--- Begin EXTRACTED DATA ---
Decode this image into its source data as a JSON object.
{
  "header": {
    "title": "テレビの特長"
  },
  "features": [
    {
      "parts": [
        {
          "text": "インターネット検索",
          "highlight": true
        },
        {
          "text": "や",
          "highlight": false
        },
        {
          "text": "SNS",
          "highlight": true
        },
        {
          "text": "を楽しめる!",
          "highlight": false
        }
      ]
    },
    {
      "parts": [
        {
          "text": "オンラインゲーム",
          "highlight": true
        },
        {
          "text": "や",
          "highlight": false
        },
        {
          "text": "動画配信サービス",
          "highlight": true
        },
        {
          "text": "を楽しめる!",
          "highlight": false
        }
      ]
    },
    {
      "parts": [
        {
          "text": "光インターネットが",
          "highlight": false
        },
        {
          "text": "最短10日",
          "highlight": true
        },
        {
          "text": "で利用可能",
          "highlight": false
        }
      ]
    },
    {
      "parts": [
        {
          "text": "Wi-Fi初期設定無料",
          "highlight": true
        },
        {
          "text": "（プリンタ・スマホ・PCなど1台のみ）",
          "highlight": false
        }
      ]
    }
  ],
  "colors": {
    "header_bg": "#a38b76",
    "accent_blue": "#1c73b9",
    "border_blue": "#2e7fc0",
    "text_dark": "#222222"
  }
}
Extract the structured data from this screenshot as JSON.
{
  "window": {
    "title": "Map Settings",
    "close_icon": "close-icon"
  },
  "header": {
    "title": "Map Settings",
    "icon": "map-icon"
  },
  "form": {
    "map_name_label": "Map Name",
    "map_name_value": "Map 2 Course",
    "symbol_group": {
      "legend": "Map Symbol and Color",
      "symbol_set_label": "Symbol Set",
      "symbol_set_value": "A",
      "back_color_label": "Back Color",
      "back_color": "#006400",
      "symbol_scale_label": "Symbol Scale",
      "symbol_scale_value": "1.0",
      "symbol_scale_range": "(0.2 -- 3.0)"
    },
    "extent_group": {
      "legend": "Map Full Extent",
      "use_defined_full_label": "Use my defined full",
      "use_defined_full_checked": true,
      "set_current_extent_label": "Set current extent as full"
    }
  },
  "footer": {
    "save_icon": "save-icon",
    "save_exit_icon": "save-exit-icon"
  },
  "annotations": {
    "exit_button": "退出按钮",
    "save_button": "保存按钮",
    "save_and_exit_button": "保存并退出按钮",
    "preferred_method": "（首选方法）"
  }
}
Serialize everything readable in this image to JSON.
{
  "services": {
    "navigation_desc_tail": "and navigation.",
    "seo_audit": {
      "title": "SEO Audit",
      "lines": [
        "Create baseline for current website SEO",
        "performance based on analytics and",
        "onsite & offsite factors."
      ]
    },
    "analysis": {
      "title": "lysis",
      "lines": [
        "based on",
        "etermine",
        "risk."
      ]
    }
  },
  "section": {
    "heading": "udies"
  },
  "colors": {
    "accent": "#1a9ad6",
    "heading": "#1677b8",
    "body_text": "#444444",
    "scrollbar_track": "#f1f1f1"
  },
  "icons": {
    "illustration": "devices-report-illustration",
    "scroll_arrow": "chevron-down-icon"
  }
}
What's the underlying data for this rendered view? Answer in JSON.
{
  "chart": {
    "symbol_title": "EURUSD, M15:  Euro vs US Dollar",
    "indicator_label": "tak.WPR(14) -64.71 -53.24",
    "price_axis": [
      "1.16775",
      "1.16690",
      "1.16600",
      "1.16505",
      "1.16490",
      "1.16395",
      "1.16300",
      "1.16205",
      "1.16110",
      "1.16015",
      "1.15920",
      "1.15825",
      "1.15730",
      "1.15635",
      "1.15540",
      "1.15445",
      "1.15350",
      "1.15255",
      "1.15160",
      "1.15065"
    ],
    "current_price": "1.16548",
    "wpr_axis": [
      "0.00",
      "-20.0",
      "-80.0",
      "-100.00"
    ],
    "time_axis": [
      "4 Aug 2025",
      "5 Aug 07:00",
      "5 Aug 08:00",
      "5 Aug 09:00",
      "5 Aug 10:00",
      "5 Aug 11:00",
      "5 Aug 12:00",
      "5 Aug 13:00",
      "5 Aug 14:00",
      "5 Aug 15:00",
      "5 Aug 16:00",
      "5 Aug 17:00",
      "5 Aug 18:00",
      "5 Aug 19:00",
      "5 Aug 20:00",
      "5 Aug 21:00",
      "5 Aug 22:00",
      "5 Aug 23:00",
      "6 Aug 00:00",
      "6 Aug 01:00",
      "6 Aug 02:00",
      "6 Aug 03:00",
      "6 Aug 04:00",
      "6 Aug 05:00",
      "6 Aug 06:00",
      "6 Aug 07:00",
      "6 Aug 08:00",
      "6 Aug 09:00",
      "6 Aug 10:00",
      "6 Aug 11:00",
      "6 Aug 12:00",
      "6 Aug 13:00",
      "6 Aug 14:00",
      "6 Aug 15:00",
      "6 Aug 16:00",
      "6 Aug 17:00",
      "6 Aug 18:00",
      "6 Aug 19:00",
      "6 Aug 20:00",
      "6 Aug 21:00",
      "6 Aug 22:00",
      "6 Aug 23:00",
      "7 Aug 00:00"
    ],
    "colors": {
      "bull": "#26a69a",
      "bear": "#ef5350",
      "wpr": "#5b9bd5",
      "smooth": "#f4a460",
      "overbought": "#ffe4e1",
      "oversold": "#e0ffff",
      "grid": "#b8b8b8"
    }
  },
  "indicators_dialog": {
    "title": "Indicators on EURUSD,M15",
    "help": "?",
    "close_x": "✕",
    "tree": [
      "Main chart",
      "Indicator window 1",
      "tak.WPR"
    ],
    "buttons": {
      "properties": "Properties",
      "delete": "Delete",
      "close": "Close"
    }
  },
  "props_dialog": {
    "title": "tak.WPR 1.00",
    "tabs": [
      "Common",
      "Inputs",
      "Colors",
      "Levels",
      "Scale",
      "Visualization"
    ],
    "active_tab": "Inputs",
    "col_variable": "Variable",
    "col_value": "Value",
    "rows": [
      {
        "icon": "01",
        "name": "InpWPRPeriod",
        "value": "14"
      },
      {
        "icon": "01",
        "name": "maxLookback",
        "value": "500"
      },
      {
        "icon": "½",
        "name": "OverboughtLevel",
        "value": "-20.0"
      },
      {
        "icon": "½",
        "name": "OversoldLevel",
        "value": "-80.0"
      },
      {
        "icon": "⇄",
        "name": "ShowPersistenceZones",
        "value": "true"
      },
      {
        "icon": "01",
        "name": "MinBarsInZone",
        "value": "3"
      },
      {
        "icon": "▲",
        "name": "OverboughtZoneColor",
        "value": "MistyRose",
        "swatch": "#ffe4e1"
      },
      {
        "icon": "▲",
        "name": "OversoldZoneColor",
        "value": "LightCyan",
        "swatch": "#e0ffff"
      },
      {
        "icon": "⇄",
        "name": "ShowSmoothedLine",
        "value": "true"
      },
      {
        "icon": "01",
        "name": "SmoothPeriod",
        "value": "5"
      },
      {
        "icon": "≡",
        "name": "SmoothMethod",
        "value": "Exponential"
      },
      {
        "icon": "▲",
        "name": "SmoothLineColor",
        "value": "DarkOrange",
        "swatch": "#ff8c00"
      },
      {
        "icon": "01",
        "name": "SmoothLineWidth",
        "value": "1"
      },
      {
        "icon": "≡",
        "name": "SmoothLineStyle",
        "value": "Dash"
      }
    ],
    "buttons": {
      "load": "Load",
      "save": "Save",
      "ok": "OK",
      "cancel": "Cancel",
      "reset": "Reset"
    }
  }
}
--- End EXTRACTED DATA ---
§ GIVEN PROBLEM
Each line in the data that holds the string "legend" should be found and copied.

§ COMPLETE ANSWER
      "legend": "Map Symbol and Color",
      "legend": "Map Full Extent",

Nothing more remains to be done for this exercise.